**What you need to do**
Select from the data all lines with the word "high".

(Records)
•••••

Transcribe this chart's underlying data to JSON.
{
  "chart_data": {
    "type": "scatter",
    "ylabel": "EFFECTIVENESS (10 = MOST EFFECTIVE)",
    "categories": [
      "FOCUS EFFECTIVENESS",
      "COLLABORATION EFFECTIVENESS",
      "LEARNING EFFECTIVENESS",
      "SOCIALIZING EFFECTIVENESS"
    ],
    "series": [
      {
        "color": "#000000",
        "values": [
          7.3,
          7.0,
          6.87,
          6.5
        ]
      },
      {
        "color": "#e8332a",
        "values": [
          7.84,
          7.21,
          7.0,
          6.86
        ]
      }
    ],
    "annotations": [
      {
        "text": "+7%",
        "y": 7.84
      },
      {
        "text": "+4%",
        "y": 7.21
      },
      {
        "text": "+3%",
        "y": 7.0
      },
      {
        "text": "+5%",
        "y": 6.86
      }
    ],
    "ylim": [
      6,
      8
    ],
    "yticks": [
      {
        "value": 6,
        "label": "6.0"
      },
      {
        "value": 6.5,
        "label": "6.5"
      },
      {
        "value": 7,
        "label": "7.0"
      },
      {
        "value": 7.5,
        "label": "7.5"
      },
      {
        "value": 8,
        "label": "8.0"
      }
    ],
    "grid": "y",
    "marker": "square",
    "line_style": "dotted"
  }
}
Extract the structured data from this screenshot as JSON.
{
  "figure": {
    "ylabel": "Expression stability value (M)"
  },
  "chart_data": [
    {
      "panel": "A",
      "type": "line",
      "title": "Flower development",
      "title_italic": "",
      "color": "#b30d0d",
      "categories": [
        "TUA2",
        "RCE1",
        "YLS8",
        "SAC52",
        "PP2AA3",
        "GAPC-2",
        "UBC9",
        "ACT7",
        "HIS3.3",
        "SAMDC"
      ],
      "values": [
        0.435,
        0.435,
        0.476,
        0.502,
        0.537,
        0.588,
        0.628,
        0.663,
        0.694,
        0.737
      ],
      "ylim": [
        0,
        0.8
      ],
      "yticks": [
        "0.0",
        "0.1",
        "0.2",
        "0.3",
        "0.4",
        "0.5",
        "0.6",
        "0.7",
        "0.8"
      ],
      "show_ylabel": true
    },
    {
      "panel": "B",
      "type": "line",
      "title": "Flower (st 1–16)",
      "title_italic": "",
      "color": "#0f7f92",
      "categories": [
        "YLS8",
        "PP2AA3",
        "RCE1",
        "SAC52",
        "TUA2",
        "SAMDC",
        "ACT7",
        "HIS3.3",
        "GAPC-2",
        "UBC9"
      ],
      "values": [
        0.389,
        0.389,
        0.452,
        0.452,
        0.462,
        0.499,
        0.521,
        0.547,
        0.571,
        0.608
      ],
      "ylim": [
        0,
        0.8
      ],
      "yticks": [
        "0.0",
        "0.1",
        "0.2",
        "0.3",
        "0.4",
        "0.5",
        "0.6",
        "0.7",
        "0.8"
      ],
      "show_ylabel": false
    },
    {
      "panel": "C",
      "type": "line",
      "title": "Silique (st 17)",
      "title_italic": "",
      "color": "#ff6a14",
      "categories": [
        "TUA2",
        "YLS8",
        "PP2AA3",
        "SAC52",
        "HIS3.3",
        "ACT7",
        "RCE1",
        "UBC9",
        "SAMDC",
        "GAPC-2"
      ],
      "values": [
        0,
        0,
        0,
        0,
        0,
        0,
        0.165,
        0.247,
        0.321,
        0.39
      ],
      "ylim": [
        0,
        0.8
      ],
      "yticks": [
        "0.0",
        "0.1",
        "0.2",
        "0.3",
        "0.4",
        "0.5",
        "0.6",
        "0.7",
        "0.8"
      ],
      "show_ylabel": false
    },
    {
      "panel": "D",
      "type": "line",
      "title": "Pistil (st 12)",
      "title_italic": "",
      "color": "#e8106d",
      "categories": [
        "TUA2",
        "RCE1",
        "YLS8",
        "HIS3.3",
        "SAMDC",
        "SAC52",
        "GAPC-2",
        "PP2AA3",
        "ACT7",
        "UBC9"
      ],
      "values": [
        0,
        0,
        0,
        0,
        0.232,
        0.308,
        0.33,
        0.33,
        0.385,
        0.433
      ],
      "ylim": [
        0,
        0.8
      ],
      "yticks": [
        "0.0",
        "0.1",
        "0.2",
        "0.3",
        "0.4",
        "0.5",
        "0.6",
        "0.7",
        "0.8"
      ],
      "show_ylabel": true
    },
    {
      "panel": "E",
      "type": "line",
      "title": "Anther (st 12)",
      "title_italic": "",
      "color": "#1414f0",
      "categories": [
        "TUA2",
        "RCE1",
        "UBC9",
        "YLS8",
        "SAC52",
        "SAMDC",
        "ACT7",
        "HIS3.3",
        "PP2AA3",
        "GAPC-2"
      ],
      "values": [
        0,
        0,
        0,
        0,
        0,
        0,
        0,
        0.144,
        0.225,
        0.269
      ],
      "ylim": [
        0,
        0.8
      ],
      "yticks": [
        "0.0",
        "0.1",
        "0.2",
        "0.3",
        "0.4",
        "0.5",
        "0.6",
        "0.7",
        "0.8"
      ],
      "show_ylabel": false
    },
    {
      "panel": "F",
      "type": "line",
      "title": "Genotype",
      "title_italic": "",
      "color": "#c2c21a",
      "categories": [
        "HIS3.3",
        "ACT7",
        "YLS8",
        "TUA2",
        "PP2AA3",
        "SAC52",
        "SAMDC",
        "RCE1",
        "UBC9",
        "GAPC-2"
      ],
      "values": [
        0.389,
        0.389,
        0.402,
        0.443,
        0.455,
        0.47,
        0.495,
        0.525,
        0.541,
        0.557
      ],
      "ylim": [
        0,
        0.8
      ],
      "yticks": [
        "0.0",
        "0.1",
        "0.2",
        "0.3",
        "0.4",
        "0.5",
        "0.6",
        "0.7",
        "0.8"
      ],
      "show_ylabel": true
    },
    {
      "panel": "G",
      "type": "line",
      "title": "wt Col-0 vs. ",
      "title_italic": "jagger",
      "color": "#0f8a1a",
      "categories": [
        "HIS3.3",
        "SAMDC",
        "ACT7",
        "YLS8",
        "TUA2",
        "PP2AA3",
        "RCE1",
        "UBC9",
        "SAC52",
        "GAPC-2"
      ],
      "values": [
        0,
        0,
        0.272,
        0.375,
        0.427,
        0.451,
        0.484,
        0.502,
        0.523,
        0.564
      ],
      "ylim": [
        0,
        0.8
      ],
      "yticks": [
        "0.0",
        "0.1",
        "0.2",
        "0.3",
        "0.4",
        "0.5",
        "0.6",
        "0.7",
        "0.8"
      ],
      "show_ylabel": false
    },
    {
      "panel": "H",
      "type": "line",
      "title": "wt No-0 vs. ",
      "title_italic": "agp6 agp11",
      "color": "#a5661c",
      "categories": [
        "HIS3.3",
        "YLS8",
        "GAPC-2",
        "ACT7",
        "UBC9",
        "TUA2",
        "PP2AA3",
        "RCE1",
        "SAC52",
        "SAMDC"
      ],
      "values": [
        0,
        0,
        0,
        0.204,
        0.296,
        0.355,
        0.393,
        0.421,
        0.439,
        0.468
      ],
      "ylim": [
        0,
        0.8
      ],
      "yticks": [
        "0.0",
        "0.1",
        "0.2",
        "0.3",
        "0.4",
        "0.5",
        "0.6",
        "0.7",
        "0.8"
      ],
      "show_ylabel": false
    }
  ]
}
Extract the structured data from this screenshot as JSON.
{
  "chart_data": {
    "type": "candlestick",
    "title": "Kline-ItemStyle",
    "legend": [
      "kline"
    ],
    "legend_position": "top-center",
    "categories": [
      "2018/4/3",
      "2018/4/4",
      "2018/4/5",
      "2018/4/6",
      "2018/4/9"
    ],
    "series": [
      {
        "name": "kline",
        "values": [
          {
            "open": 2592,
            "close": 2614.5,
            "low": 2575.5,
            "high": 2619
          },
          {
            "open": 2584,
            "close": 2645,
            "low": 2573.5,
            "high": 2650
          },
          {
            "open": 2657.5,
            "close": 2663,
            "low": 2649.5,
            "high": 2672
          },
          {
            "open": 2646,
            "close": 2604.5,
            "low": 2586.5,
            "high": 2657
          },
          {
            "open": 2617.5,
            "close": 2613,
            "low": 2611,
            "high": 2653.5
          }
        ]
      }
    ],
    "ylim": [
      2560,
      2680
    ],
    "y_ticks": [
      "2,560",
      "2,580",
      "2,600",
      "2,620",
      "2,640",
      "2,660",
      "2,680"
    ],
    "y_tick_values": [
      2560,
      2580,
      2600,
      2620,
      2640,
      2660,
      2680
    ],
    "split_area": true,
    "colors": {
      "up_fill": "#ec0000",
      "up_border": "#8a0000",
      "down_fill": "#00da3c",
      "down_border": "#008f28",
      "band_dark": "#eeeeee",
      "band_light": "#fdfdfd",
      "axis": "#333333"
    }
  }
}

•••••

**Complete answer**
            "high": 2619
            "high": 2650
            "high": 2672
            "high": 2657
            "high": 2653.5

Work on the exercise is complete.